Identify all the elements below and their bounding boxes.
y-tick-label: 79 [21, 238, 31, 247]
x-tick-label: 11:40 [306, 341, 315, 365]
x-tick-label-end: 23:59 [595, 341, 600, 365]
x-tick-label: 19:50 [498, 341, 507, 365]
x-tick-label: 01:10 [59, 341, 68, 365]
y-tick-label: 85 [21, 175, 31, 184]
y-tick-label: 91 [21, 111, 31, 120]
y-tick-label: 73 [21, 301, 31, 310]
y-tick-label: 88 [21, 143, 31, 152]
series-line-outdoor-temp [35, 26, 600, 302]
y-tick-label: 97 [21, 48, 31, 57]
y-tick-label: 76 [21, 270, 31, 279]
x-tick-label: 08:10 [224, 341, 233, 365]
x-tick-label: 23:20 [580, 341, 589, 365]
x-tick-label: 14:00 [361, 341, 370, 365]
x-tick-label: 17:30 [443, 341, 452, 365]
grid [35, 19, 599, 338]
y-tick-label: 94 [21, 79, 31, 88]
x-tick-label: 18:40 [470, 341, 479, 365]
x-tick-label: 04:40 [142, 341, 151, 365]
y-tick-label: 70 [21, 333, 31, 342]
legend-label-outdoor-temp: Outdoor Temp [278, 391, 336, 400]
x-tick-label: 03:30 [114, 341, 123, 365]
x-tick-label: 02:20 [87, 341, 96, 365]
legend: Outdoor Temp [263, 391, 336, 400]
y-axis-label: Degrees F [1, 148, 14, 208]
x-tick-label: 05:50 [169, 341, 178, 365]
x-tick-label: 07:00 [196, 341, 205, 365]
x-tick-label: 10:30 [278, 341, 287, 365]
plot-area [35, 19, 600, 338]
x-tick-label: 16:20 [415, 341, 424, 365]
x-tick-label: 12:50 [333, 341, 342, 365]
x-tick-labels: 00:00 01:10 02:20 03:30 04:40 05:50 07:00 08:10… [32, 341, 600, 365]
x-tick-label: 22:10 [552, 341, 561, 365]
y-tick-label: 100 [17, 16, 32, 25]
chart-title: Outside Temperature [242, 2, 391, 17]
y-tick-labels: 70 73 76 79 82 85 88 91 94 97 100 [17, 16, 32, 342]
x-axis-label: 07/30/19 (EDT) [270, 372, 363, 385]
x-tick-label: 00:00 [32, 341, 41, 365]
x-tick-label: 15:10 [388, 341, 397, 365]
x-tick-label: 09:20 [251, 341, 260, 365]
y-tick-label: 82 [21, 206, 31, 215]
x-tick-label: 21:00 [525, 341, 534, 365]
::::::::
Exercise » Write out the rows above as a numbered list, leaving out any blank lines.

Response to this task »
1. Identify all the elements below and their bounding boxes.
2. y-tick-label: 79 [21, 238, 31, 247]
3. x-tick-label: 11:40 [306, 341, 315, 365]
4. x-tick-label-end: 23:59 [595, 341, 600, 365]
5. x-tick-label: 19:50 [498, 341, 507, 365]
6. x-tick-label: 01:10 [59, 341, 68, 365]
7. y-tick-label: 85 [21, 175, 31, 184]
8. y-tick-label: 91 [21, 111, 31, 120]
9. y-tick-label: 73 [21, 301, 31, 310]
10. y-tick-label: 88 [21, 143, 31, 152]
11. series-line-outdoor-temp [35, 26, 600, 302]
12. y-tick-label: 97 [21, 48, 31, 57]
13. y-tick-label: 76 [21, 270, 31, 279]
14. x-tick-label: 08:10 [224, 341, 233, 365]
15. x-tick-label: 23:20 [580, 341, 589, 365]
16. x-tick-label: 14:00 [361, 341, 370, 365]
17. x-tick-label: 17:30 [443, 341, 452, 365]
18. grid [35, 19, 599, 338]
19. y-tick-label: 94 [21, 79, 31, 88]
20. x-tick-label: 18:40 [470, 341, 479, 365]
21. x-tick-label: 04:40 [142, 341, 151, 365]
22. y-tick-label: 70 [21, 333, 31, 342]
23. legend-label-outdoor-temp: Outdoor Temp [278, 391, 336, 400]
24. x-tick-label: 03:30 [114, 341, 123, 365]
25. x-tick-label: 02:20 [87, 341, 96, 365]
26. legend: Outdoor Temp [263, 391, 336, 400]
27. y-axis-label: Degrees F [1, 148, 14, 208]
28. x-tick-label: 05:50 [169, 341, 178, 365]
29. x-tick-label: 07:00 [196, 341, 205, 365]
30. x-tick-label: 10:30 [278, 341, 287, 365]
31. plot-area [35, 19, 600, 338]
32. x-tick-label: 16:20 [415, 341, 424, 365]
33. x-tick-label: 12:50 [333, 341, 342, 365]
34. x-tick-labels: 00:00 01:10 02:20 03:30 04:40 05:50 07:00 08:10… [32, 341, 600, 365]
35. x-tick-label: 22:10 [552, 341, 561, 365]
36. y-tick-label: 100 [17, 16, 32, 25]
37. chart-title: Outside Temperature [242, 2, 391, 17]
38. y-tick-labels: 70 73 76 79 82 85 88 91 94 97 100 [17, 16, 32, 342]
39. x-axis-label: 07/30/19 (EDT) [270, 372, 363, 385]
40. x-tick-label: 00:00 [32, 341, 41, 365]
41. x-tick-label: 15:10 [388, 341, 397, 365]
42. x-tick-label: 09:20 [251, 341, 260, 365]
43. y-tick-label: 82 [21, 206, 31, 215]
44. x-tick-label: 21:00 [525, 341, 534, 365]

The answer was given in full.